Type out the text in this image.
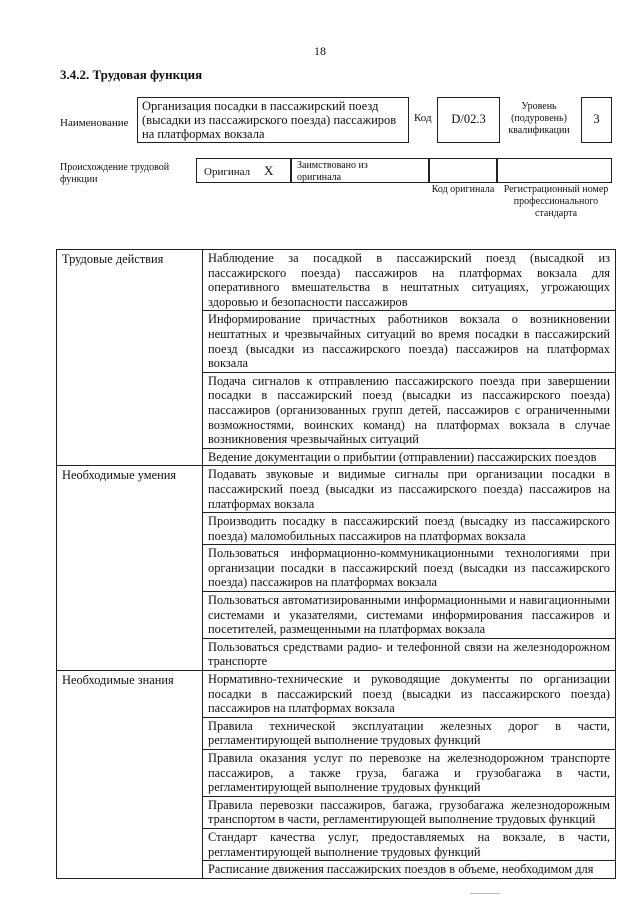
18
3.4.2. Трудовая функция
Наименование
Организация посадки в пассажирский поезд (высадки из пассажирского поезда) пассажиров на платформах вокзала
Код	D/02.3
Уровень (подуровень) квалификации
3
Происхождение трудовой функции
Оригинал X Заимствовано из оригинала
Код оригинала Регистрационный номер профессионального стандарта
Трудовые действия	Наблюдение за посадкой в пассажирский поезд (высадкой из пассажирского поезда) пассажиров на платформах вокзала для оперативного вмешательства в нештатных ситуациях, угрожающих здоровью и безопасности пассажиров
	Информирование причастных работников вокзала о возникновении нештатных и чрезвычайных ситуаций во время посадки в пассажирский поезд (высадки из пассажирского поезда) пассажиров на платформах вокзала
	Подача сигналов к отправлению пассажирского поезда при завершении посадки в пассажирский поезд (высадки из пассажирского поезда) пассажиров (организованных групп детей, пассажиров с ограниченными возможностями, воинских команд) на платформах вокзала в случае возникновения чрезвычайных ситуаций
	Ведение документации о прибытии (отправлении) пассажирских поездов

Необходимые умения	Подавать звуковые и видимые сигналы при организации посадки в пассажирский поезд (высадки из пассажирского поезда) пассажиров на платформах вокзала
	Производить посадку в пассажирский поезд (высадку из пассажирского поезда) маломобильных пассажиров на платформах вокзала
	Пользоваться информационно-коммуникационными технологиями при организации посадки в пассажирский поезд (высадки из пассажирского поезда) пассажиров на платформах вокзала
	Пользоваться автоматизированными информационными и навигационными системами и указателями, системами информирования пассажиров и посетителей, размещенными на платформах вокзала
	Пользоваться средствами радио- и телефонной связи на железнодорожном транспорте

Необходимые знания	Нормативно-технические и руководящие документы по организации посадки в пассажирский поезд (высадки из пассажирского поезда) пассажиров на платформах вокзала
	Правила технической эксплуатации железных дорог в части, регламентирующей выполнение трудовых функций
	Правила оказания услуг по перевозке на железнодорожном транспорте пассажиров, а также груза, багажа и грузобагажа в части, регламентирующей выполнение трудовых функций
	Правила перевозки пассажиров, багажа, грузобагажа железнодорожным транспортом в части, регламентирующей выполнение трудовых функций
	Стандарт качества услуг, предоставляемых на вокзале, в части, регламентирующей выполнение трудовых функций
	Расписание движения пассажирских поездов в объеме, необходимом для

THE REQUEST: Pull out the lines above in which the word "пассажирских" appears.

RESPONSE FOR THIS EXERCISE:
	Ведение документации о прибытии (отправлении) пассажирских поездов
	Расписание движения пассажирских поездов в объеме, необходимом для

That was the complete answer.